> **INSTRUCTION**: Reproduce the data exactly and drop any pictures it holds.

> **DATASET RECORDS**:
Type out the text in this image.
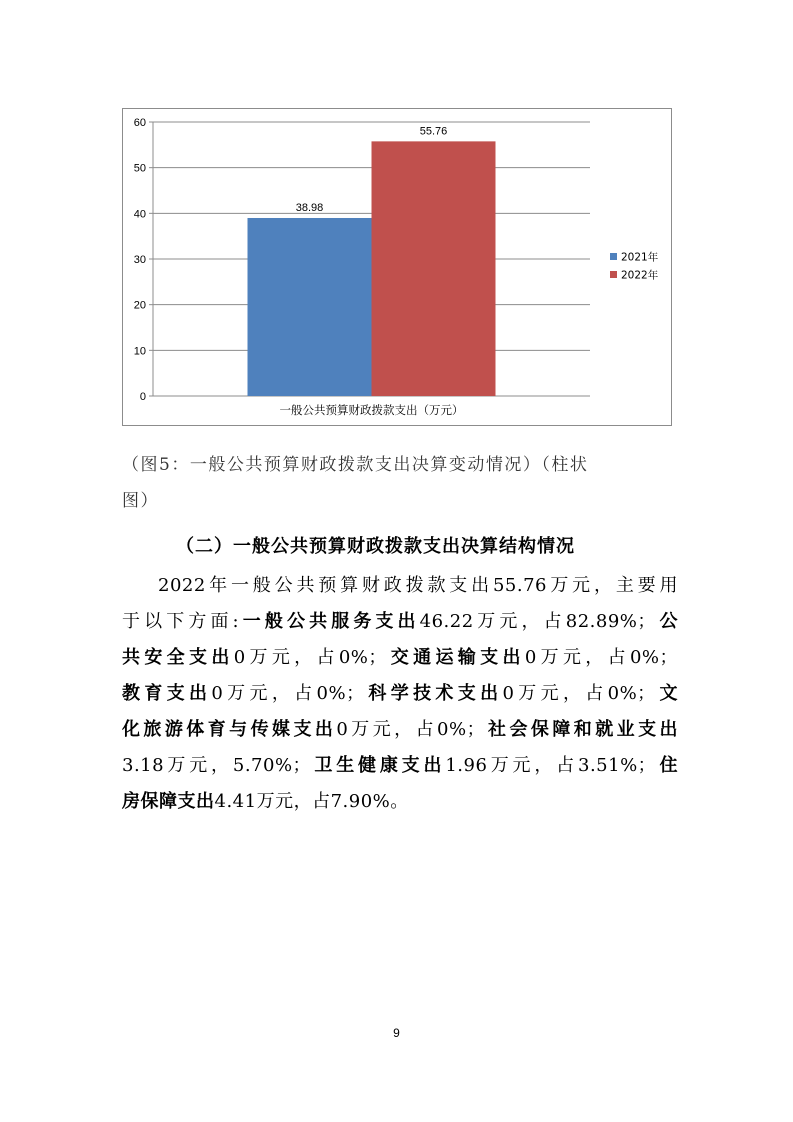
0
10
20
30
40
50
60
38.98
55.76
一般公共预算财政拨款支出（万元）
2021年
2022年
（图5：一般公共预算财政拨款支出决算变动情况）（柱状
图）
（二）一般公共预算财政拨款支出决算结构情况
2022年一般公共预算财政拨款支出55.76万元，主要用
于以下方面:一般公共服务支出46.22万元，占82.89%；公
共安全支出0万元，占0%；交通运输支出0万元，占0%；
教育支出0万元，占0%；科学技术支出0万元，占0%；文
化旅游体育与传媒支出0万元，占0%；社会保障和就业支出
3.18万元，5.70%；卫生健康支出1.96万元，占3.51%；住
房保障支出4.41万元，占7.90%。
9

> **EXERCISE RESULT**:
Type out the text in this image.
0
10
20
30
40
50
60
38.98
55.76
一般公共预算财政拨款支出（万元）
2021年
2022年
（图5：一般公共预算财政拨款支出决算变动情况）（柱状
图）
（二）一般公共预算财政拨款支出决算结构情况
2022年一般公共预算财政拨款支出55.76万元，主要用
于以下方面:一般公共服务支出46.22万元，占82.89%；公
共安全支出0万元，占0%；交通运输支出0万元，占0%；
教育支出0万元，占0%；科学技术支出0万元，占0%；文
化旅游体育与传媒支出0万元，占0%；社会保障和就业支出
3.18万元，5.70%；卫生健康支出1.96万元，占3.51%；住
房保障支出4.41万元，占7.90%。
9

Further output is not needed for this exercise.